Data entries:
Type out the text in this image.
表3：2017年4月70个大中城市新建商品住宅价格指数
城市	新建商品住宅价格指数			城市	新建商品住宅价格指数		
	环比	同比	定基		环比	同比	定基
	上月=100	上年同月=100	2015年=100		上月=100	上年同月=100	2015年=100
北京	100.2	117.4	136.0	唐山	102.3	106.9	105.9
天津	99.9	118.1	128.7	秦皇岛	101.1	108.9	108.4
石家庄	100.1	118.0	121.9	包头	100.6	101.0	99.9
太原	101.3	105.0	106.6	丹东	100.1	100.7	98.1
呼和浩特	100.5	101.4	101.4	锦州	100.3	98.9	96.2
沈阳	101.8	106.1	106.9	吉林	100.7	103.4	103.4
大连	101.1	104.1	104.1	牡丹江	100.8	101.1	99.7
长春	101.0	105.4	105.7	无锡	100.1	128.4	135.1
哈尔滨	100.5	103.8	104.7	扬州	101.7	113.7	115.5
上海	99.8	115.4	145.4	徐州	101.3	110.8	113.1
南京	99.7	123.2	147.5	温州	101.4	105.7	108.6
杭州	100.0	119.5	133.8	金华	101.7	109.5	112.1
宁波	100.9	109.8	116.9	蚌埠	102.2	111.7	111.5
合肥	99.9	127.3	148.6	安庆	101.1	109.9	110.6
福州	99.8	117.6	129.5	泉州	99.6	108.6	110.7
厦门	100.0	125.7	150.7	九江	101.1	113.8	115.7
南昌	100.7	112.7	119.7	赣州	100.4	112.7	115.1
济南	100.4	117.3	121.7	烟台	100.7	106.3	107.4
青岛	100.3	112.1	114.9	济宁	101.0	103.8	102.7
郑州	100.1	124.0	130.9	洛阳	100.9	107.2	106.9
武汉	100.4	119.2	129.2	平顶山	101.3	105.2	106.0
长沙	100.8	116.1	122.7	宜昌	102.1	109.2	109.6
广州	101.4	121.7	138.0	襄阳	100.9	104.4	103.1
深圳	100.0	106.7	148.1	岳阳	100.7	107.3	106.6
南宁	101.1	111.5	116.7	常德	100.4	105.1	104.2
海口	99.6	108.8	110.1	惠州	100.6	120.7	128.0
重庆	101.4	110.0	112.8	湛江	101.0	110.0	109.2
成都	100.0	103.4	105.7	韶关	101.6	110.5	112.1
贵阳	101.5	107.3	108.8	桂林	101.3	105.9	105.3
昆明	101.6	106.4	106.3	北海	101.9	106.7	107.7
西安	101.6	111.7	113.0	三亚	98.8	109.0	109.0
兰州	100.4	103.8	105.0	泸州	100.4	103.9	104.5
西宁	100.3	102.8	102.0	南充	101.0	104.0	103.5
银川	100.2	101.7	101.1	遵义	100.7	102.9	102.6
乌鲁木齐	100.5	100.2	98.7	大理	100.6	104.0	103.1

→ EXERCISE DETAILS
Repeat the data above exactly.

→ OUTPUT
Type out the text in this image.
表3：2017年4月70个大中城市新建商品住宅价格指数
城市	新建商品住宅价格指数			城市	新建商品住宅价格指数		
	环比	同比	定基		环比	同比	定基
	上月=100	上年同月=100	2015年=100		上月=100	上年同月=100	2015年=100
北京	100.2	117.4	136.0	唐山	102.3	106.9	105.9
天津	99.9	118.1	128.7	秦皇岛	101.1	108.9	108.4
石家庄	100.1	118.0	121.9	包头	100.6	101.0	99.9
太原	101.3	105.0	106.6	丹东	100.1	100.7	98.1
呼和浩特	100.5	101.4	101.4	锦州	100.3	98.9	96.2
沈阳	101.8	106.1	106.9	吉林	100.7	103.4	103.4
大连	101.1	104.1	104.1	牡丹江	100.8	101.1	99.7
长春	101.0	105.4	105.7	无锡	100.1	128.4	135.1
哈尔滨	100.5	103.8	104.7	扬州	101.7	113.7	115.5
上海	99.8	115.4	145.4	徐州	101.3	110.8	113.1
南京	99.7	123.2	147.5	温州	101.4	105.7	108.6
杭州	100.0	119.5	133.8	金华	101.7	109.5	112.1
宁波	100.9	109.8	116.9	蚌埠	102.2	111.7	111.5
合肥	99.9	127.3	148.6	安庆	101.1	109.9	110.6
福州	99.8	117.6	129.5	泉州	99.6	108.6	110.7
厦门	100.0	125.7	150.7	九江	101.1	113.8	115.7
南昌	100.7	112.7	119.7	赣州	100.4	112.7	115.1
济南	100.4	117.3	121.7	烟台	100.7	106.3	107.4
青岛	100.3	112.1	114.9	济宁	101.0	103.8	102.7
郑州	100.1	124.0	130.9	洛阳	100.9	107.2	106.9
武汉	100.4	119.2	129.2	平顶山	101.3	105.2	106.0
长沙	100.8	116.1	122.7	宜昌	102.1	109.2	109.6
广州	101.4	121.7	138.0	襄阳	100.9	104.4	103.1
深圳	100.0	106.7	148.1	岳阳	100.7	107.3	106.6
南宁	101.1	111.5	116.7	常德	100.4	105.1	104.2
海口	99.6	108.8	110.1	惠州	100.6	120.7	128.0
重庆	101.4	110.0	112.8	湛江	101.0	110.0	109.2
成都	100.0	103.4	105.7	韶关	101.6	110.5	112.1
贵阳	101.5	107.3	108.8	桂林	101.3	105.9	105.3
昆明	101.6	106.4	106.3	北海	101.9	106.7	107.7
西安	101.6	111.7	113.0	三亚	98.8	109.0	109.0
兰州	100.4	103.8	105.0	泸州	100.4	103.9	104.5
西宁	100.3	102.8	102.0	南充	101.0	104.0	103.5
银川	100.2	101.7	101.1	遵义	100.7	102.9	102.6
乌鲁木齐	100.5	100.2	98.7	大理	100.6	104.0	103.1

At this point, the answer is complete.